Pick out each line containing the string "Machines".
━━━━━━━━━━━━━━━━━━━━
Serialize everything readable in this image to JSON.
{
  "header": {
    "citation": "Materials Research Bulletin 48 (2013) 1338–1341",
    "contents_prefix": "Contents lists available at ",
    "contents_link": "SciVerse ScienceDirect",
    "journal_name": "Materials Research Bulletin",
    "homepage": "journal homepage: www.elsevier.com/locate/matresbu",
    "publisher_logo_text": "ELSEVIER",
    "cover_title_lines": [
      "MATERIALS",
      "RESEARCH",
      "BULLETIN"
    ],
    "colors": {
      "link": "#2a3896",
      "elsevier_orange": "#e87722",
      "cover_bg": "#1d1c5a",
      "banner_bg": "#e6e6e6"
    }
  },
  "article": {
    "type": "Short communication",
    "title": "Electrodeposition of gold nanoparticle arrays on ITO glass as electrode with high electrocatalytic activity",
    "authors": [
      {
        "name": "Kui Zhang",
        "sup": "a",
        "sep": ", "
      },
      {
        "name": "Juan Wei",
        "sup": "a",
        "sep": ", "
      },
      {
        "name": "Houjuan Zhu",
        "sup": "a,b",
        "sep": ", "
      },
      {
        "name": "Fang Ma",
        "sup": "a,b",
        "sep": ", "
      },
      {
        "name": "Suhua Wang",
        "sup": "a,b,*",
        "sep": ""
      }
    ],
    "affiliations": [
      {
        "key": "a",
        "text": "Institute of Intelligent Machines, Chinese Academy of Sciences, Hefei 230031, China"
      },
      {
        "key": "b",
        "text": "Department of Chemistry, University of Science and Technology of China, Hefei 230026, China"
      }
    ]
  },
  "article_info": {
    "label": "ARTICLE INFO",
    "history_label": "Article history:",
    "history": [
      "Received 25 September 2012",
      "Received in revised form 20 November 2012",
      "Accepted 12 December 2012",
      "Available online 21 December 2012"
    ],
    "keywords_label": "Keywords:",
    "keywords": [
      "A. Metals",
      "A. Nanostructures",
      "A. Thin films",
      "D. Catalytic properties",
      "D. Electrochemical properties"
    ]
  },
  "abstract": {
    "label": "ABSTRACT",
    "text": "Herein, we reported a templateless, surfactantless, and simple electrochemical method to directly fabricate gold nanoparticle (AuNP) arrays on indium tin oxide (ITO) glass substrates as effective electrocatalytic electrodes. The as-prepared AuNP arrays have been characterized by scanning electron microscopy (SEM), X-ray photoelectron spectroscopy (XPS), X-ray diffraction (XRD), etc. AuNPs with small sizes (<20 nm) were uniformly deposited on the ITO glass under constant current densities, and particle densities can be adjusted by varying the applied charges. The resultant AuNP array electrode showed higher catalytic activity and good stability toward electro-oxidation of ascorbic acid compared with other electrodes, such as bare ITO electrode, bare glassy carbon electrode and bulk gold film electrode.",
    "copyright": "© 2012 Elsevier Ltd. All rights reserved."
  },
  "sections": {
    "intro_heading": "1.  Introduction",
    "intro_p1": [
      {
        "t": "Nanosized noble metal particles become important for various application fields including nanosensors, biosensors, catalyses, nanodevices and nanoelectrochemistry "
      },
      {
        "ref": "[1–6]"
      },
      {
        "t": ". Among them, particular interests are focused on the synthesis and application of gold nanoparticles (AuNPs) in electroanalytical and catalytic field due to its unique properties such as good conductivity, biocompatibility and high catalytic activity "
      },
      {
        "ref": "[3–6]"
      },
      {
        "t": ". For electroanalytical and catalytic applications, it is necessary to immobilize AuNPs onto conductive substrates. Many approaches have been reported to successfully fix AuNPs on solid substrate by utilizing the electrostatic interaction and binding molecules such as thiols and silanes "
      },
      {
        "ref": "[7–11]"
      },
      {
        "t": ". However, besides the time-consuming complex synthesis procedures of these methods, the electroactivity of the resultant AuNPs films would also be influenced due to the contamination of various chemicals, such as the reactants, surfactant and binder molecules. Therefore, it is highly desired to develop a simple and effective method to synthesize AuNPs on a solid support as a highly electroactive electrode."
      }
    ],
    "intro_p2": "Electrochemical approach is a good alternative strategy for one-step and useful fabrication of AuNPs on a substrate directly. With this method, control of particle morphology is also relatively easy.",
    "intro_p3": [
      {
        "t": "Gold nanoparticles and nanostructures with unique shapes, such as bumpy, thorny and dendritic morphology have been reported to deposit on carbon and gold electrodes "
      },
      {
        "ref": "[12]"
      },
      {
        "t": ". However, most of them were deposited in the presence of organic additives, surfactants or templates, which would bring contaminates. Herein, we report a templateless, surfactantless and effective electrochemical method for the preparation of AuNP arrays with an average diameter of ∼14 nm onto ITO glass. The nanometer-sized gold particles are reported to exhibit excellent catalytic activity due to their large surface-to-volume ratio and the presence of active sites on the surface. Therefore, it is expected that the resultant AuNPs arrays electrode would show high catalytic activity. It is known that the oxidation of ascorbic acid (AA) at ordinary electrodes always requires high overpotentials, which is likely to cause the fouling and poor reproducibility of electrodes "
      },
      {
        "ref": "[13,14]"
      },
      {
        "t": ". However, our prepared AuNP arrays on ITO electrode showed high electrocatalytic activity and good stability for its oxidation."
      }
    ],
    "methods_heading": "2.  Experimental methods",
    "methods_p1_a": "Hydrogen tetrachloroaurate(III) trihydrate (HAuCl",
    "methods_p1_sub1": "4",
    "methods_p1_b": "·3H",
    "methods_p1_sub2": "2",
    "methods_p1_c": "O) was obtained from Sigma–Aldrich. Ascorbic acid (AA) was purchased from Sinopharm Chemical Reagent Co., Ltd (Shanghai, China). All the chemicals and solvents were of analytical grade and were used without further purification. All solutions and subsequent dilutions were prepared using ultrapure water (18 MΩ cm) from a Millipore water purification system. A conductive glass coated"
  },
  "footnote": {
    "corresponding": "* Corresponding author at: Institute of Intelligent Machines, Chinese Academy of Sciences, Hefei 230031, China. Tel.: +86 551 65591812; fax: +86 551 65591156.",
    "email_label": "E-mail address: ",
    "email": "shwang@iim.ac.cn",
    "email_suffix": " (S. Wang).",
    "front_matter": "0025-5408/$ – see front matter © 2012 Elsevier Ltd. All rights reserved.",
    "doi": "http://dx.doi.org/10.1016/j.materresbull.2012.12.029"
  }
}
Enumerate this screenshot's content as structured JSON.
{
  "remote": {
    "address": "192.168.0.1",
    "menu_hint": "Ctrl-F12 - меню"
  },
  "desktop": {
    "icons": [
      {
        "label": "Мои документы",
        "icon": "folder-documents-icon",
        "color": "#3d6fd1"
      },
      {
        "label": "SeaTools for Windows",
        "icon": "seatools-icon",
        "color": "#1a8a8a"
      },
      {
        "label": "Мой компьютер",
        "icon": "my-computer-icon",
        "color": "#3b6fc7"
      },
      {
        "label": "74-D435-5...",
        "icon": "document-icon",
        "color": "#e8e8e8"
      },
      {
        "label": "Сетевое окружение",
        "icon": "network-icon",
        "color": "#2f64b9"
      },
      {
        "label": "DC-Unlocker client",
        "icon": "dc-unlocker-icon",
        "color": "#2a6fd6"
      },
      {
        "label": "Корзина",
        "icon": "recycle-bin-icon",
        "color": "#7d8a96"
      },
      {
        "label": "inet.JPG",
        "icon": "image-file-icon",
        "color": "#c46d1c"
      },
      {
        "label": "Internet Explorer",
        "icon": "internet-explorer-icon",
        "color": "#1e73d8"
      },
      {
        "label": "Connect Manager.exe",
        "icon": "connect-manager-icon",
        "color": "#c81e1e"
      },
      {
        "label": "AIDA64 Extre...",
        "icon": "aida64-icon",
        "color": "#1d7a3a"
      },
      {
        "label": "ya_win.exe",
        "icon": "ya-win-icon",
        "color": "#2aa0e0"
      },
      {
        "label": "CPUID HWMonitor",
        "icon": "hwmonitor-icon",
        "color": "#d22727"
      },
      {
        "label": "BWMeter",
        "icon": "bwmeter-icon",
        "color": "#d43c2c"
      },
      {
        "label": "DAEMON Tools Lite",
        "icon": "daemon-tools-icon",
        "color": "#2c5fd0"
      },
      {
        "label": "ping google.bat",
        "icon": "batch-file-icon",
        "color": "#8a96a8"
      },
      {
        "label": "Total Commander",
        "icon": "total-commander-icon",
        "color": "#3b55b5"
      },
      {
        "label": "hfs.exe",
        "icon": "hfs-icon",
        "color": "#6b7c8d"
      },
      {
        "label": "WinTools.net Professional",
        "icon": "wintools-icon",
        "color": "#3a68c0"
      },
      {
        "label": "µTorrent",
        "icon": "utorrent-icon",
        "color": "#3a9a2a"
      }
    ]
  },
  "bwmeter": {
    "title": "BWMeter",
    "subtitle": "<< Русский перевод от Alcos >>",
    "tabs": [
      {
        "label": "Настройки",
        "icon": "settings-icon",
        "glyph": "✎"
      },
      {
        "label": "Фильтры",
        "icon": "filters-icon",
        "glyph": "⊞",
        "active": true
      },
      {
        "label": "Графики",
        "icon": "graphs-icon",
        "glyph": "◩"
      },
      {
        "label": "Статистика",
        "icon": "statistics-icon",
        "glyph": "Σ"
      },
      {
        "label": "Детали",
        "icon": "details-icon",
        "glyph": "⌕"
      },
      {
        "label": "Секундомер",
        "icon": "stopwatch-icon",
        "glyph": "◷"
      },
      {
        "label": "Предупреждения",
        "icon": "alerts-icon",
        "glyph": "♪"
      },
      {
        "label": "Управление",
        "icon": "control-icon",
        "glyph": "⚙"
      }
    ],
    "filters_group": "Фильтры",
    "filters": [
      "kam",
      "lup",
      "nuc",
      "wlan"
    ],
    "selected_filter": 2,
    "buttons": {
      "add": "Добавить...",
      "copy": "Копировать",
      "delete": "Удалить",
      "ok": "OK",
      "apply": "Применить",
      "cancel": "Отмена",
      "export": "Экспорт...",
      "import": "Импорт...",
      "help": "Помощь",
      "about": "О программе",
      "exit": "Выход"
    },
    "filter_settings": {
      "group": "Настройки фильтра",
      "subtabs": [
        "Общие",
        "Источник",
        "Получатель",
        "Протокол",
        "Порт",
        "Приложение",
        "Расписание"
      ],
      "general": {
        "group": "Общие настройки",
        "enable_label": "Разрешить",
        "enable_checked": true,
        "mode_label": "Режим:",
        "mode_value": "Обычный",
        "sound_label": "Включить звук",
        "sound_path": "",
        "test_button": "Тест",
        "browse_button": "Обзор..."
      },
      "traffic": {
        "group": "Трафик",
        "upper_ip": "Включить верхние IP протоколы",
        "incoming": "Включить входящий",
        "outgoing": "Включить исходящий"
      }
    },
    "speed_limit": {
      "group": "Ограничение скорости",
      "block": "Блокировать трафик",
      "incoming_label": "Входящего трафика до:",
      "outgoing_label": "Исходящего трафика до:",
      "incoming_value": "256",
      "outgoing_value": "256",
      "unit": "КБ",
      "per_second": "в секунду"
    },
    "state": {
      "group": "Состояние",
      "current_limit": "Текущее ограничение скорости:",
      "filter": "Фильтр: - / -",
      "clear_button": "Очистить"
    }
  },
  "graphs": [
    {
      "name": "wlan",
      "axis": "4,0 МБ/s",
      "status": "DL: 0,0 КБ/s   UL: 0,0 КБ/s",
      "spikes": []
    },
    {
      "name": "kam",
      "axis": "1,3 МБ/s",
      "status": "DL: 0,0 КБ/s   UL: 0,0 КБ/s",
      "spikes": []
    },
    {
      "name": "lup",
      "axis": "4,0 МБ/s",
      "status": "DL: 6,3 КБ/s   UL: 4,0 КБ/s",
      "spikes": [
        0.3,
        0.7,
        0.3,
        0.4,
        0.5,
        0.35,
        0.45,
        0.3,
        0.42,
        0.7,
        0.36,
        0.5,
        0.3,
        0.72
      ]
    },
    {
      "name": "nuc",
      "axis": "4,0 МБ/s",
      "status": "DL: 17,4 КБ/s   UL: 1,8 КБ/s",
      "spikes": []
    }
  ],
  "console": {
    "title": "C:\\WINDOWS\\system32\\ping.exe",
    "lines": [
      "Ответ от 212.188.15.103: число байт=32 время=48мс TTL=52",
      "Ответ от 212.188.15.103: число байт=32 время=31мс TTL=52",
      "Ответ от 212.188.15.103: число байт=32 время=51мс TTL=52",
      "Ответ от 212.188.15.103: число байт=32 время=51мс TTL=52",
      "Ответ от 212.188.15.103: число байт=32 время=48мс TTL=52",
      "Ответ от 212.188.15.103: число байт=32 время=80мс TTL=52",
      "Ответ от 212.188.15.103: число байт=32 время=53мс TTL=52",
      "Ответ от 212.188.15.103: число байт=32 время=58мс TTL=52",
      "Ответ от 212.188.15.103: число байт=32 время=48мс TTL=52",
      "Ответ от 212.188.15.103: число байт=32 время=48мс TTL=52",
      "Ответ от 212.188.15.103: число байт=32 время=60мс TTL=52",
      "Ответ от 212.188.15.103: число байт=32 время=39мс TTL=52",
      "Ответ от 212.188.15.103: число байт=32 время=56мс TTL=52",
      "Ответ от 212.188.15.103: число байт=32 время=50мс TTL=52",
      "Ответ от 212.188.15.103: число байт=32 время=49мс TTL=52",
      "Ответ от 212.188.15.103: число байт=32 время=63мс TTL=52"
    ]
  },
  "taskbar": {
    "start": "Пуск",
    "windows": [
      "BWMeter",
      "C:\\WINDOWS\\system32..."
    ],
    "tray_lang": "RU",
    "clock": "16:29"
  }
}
━━━━━━━━━━━━━━━━━━━━
**Reply to the task:**
        "text": "Institute of Intelligent Machines, Chinese Academy of Sciences, Hefei 230031, China"
    "corresponding": "* Corresponding author at: Institute of Intelligent Machines, Chinese Academy of Sciences, Hefei 230031, China. Tel.: +86 551 65591812; fax: +86 551 65591156.",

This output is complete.